Reporter: Force Under Fire

The shooting of an unarmed teenager in Missouri has sparked a national conversation about the use of excessive force by police.

Elmwood Avenue rarely sleeps, but the sharp cry of pain was enough to rouse John Prince’s curiosity. Outside, Prince saw a man in handcuffs as undercover Providence police officers prepared to transport him. In the heavily policed neighborhoods of South Providence, an arrest was hardly remarkable.

But what Prince saw next disturbed him. A community organizer for Direct Action for Rights and Equality (DARE), Prince took out his cell phone to videotape police detaining two women who had happened by, and searching them with what Prince described as less-than-professional zeal:
“He’s all in the ladies’ waistbands. There was no female officer,” Prince says. “When they asked the women to pull their shirts up and shake their boobs, that let me know that they were taking their jobs beyond the call of duty.”

The officers then turned their attention to Prince. They wanted to know his name and why he was recording them. Prince, feeling secure within the borders of his property and the United States Constitution, declined to answer. The officers identified themselves as “Obama” and “John Doe.” One was dispatched to retrieve the phone, Prince says. After a tussle in the hallway of Prince’s home, the officers took the phone, deleted the video and threw it in the bushes.

The officers departed; the women were not arrested. Prince filed a complaint with the Providence police department’s internal affairs, which was still pending in early November.
“Our officers refute that,” says Providence’s Commissioner of Public Safety Steven M. Pare. “They said that while they were conducting a narcotics investigation with plainclothes officers, Mr. Prince injected himself and became boisterous. They dispute the allegations, and like any other dispute, there is a process to adjudicate that.”

On the same September day Prince skirmished with police, demonstrators in Ferguson, Missouri, tried to shut down the interstate to protest the shooting death of Michael Brown. On August 9, Officer Darren Wilson fatally shot the unarmed teenager, after directing Brown to stop jaywalking.

The incident sparked civil unrest in the St. Louis suburbs. Images of tear-gassed news crews and stone-faced police in full military combat gear also touched off a national conversation about excessive force, the wisdom of off-loading military-grade weaponry to local law enforcement and the often-fraught relationship between largely white police forces and minority citizens — but surely not a consensus.

“It’s easy to vilify police officers,” says Richmond Police Chief Elwood Johnson Jr., president of the Rhode Island Police Chiefs’ Association. “Every year, we stop thousands of people and few lead to complaints or problems. The amount of training we have invested in cultural diversity and fair and impartial policing — we have taken great strides in improving and making [our responses] more uniform.”

Rhode Island protests in solidarity were peaceful, but many of those who marched to the Providence Public Safety Complex saw no reason to believe that they were any safer.

“A lot of places are like Ferguson,” says DARE Executive Director Fred Ordoñez. “We have the makings of a Michael Brown incident here. We have a police force in which the racial makeup doesn’t match their constituency and we have policies that are missing. Most police departments have a culture of fear and war against the community they are supposed to be serving and act accordingly. How do you change that mentality?”

The shocking events in Ferguson do little to distinguish whether these incidents are isolated or reflect the most egregious examples of a systemic problem.

■ Problem 1
Could you repeat the stretch of the police-force article from "The shooting of" through "was hardly remarkable."?

Part of a data file:
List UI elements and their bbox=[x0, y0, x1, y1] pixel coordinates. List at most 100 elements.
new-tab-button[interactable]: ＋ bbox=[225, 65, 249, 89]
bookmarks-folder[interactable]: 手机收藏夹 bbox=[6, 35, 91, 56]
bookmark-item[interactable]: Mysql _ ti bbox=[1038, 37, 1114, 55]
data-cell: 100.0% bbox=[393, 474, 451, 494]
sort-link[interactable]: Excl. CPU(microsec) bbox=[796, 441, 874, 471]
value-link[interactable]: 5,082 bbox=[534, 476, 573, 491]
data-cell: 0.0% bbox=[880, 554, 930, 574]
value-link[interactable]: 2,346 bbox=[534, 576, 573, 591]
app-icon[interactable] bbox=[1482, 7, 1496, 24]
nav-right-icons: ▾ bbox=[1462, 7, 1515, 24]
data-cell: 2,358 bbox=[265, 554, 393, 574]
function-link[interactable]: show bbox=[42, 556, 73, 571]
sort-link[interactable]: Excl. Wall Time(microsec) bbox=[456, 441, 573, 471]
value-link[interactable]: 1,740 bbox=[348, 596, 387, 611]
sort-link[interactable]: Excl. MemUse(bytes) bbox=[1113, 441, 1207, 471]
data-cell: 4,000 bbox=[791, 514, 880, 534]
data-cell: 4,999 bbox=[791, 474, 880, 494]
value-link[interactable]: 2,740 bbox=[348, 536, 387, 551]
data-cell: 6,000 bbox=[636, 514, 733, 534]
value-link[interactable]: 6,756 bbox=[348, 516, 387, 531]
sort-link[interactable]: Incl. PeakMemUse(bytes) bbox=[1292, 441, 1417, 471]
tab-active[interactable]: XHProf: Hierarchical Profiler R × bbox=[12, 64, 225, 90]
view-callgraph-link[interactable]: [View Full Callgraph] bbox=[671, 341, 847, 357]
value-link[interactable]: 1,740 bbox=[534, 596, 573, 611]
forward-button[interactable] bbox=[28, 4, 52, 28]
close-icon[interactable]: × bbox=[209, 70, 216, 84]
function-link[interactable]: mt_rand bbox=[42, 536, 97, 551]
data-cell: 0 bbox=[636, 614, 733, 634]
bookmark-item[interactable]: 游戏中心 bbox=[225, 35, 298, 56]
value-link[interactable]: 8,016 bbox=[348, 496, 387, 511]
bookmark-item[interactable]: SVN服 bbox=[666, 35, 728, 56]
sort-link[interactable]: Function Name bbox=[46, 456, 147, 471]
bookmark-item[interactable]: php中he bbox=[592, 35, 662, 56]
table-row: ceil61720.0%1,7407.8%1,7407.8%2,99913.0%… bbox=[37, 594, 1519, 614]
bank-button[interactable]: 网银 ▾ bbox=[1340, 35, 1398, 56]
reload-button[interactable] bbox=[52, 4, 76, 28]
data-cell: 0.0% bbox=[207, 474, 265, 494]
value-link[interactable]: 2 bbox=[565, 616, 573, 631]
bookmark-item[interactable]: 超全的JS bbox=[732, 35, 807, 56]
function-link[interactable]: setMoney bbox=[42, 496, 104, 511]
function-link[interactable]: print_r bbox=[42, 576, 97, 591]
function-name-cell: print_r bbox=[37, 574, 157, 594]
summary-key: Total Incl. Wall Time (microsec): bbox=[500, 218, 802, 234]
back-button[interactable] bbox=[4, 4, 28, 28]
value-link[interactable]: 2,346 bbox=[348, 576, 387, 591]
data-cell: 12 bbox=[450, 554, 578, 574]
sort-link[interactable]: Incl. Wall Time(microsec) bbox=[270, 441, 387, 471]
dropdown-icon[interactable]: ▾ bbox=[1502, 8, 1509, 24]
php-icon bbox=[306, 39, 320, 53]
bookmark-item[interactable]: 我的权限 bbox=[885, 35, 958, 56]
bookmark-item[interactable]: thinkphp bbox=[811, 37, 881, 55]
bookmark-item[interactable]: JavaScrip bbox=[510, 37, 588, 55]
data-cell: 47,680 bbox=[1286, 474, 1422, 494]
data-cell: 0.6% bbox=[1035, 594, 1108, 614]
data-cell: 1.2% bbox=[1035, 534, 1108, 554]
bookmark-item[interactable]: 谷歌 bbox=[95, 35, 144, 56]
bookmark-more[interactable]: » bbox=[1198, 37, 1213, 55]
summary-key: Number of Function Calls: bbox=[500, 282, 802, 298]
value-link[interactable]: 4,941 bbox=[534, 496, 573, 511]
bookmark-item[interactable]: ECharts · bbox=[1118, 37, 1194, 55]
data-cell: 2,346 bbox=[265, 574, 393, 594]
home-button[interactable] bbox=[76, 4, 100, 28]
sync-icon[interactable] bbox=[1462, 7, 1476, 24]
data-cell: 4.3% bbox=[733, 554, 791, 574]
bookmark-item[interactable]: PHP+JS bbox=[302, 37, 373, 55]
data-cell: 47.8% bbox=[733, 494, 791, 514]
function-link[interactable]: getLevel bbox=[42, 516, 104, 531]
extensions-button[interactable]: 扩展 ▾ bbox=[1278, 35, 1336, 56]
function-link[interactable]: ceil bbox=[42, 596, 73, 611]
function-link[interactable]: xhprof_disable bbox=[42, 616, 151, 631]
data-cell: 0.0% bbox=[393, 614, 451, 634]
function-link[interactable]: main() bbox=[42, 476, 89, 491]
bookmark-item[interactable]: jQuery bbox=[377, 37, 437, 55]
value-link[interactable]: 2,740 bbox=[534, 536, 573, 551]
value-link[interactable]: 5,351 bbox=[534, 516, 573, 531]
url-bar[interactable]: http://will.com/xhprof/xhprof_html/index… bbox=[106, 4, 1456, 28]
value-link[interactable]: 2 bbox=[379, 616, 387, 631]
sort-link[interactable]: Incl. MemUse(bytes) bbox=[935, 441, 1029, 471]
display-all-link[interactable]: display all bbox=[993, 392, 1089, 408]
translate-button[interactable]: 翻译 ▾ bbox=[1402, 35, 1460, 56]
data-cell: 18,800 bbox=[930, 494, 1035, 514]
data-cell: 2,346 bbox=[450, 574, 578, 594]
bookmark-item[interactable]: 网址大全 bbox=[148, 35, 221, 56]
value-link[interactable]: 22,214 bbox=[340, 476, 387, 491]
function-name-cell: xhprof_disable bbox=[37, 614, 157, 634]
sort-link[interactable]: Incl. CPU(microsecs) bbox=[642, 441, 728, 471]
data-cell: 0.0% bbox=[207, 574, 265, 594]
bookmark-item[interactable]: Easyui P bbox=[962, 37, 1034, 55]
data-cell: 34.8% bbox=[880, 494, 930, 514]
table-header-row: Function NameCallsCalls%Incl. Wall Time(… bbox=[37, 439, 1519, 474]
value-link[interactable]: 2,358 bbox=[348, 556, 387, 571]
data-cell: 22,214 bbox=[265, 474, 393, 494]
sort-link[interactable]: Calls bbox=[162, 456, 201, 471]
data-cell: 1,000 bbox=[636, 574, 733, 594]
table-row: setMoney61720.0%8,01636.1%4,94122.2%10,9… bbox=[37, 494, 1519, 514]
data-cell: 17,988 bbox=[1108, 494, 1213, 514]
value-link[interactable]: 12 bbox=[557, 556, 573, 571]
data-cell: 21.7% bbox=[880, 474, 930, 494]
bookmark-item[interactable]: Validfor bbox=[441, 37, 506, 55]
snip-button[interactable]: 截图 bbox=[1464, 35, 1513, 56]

■ Problem 2
Can you reproduce the stretch of the records from their start through the line containing "tab-active[interactable]: XHProf: Hierarchical"?

■ Answer 1
The shooting of an unarmed teenager in Missouri has sparked a national conversation about the use of excessive force by police.

Elmwood Avenue rarely sleeps, but the sharp cry of pain was enough to rouse John Prince’s curiosity. Outside, Prince saw a man in handcuffs as undercover Providence police officers prepared to transport him. In the heavily policed neighborhoods of South Providence, an arrest was hardly remarkable.

■ Answer 2
List UI elements and their bbox=[x0, y0, x1, y1] pixel coordinates. List at most 100 elements.
new-tab-button[interactable]: ＋ bbox=[225, 65, 249, 89]
bookmarks-folder[interactable]: 手机收藏夹 bbox=[6, 35, 91, 56]
bookmark-item[interactable]: Mysql _ ti bbox=[1038, 37, 1114, 55]
data-cell: 100.0% bbox=[393, 474, 451, 494]
sort-link[interactable]: Excl. CPU(microsec) bbox=[796, 441, 874, 471]
value-link[interactable]: 5,082 bbox=[534, 476, 573, 491]
data-cell: 0.0% bbox=[880, 554, 930, 574]
value-link[interactable]: 2,346 bbox=[534, 576, 573, 591]
app-icon[interactable] bbox=[1482, 7, 1496, 24]
nav-right-icons: ▾ bbox=[1462, 7, 1515, 24]
data-cell: 2,358 bbox=[265, 554, 393, 574]
function-link[interactable]: show bbox=[42, 556, 73, 571]
sort-link[interactable]: Excl. Wall Time(microsec) bbox=[456, 441, 573, 471]
value-link[interactable]: 1,740 bbox=[348, 596, 387, 611]
sort-link[interactable]: Excl. MemUse(bytes) bbox=[1113, 441, 1207, 471]
data-cell: 4,000 bbox=[791, 514, 880, 534]
data-cell: 4,999 bbox=[791, 474, 880, 494]
value-link[interactable]: 2,740 bbox=[348, 536, 387, 551]
data-cell: 6,000 bbox=[636, 514, 733, 534]
value-link[interactable]: 6,756 bbox=[348, 516, 387, 531]
sort-link[interactable]: Incl. PeakMemUse(bytes) bbox=[1292, 441, 1417, 471]
tab-active[interactable]: XHProf: Hierarchical Profiler R × bbox=[12, 64, 225, 90]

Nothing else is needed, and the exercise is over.